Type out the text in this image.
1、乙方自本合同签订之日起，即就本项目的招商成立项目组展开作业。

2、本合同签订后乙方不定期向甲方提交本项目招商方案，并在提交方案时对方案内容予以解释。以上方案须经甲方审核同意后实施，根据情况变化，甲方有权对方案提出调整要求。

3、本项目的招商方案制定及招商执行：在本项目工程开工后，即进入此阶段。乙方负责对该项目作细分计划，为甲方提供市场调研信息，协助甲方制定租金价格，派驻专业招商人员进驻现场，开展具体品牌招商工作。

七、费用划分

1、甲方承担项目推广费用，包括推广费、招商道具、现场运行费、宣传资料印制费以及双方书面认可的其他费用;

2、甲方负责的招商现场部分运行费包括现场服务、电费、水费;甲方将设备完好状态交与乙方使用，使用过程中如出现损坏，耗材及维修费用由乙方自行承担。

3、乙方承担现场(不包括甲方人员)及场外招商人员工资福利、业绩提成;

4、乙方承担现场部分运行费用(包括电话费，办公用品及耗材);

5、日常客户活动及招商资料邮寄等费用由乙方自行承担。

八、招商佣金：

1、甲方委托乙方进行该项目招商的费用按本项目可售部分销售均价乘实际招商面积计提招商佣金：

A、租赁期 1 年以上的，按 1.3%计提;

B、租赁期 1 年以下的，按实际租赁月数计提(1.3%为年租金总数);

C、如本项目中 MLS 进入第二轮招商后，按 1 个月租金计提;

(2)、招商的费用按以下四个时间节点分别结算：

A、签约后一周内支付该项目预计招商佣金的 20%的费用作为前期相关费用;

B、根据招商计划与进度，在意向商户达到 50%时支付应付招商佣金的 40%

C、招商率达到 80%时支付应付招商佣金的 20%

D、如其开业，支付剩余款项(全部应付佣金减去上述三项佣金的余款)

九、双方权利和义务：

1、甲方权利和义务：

··········

▶ Stated goal: Extract every record and return it verbatim.

▶ Solution:
Type out the text in this image.
1、乙方自本合同签订之日起，即就本项目的招商成立项目组展开作业。

2、本合同签订后乙方不定期向甲方提交本项目招商方案，并在提交方案时对方案内容予以解释。以上方案须经甲方审核同意后实施，根据情况变化，甲方有权对方案提出调整要求。

3、本项目的招商方案制定及招商执行：在本项目工程开工后，即进入此阶段。乙方负责对该项目作细分计划，为甲方提供市场调研信息，协助甲方制定租金价格，派驻专业招商人员进驻现场，开展具体品牌招商工作。

七、费用划分

1、甲方承担项目推广费用，包括推广费、招商道具、现场运行费、宣传资料印制费以及双方书面认可的其他费用;

2、甲方负责的招商现场部分运行费包括现场服务、电费、水费;甲方将设备完好状态交与乙方使用，使用过程中如出现损坏，耗材及维修费用由乙方自行承担。

3、乙方承担现场(不包括甲方人员)及场外招商人员工资福利、业绩提成;

4、乙方承担现场部分运行费用(包括电话费，办公用品及耗材);

5、日常客户活动及招商资料邮寄等费用由乙方自行承担。

八、招商佣金：

1、甲方委托乙方进行该项目招商的费用按本项目可售部分销售均价乘实际招商面积计提招商佣金：

A、租赁期 1 年以上的，按 1.3%计提;

B、租赁期 1 年以下的，按实际租赁月数计提(1.3%为年租金总数);

C、如本项目中 MLS 进入第二轮招商后，按 1 个月租金计提;

(2)、招商的费用按以下四个时间节点分别结算：

A、签约后一周内支付该项目预计招商佣金的 20%的费用作为前期相关费用;

B、根据招商计划与进度，在意向商户达到 50%时支付应付招商佣金的 40%

C、招商率达到 80%时支付应付招商佣金的 20%

D、如其开业，支付剩余款项(全部应付佣金减去上述三项佣金的余款)

九、双方权利和义务：

1、甲方权利和义务：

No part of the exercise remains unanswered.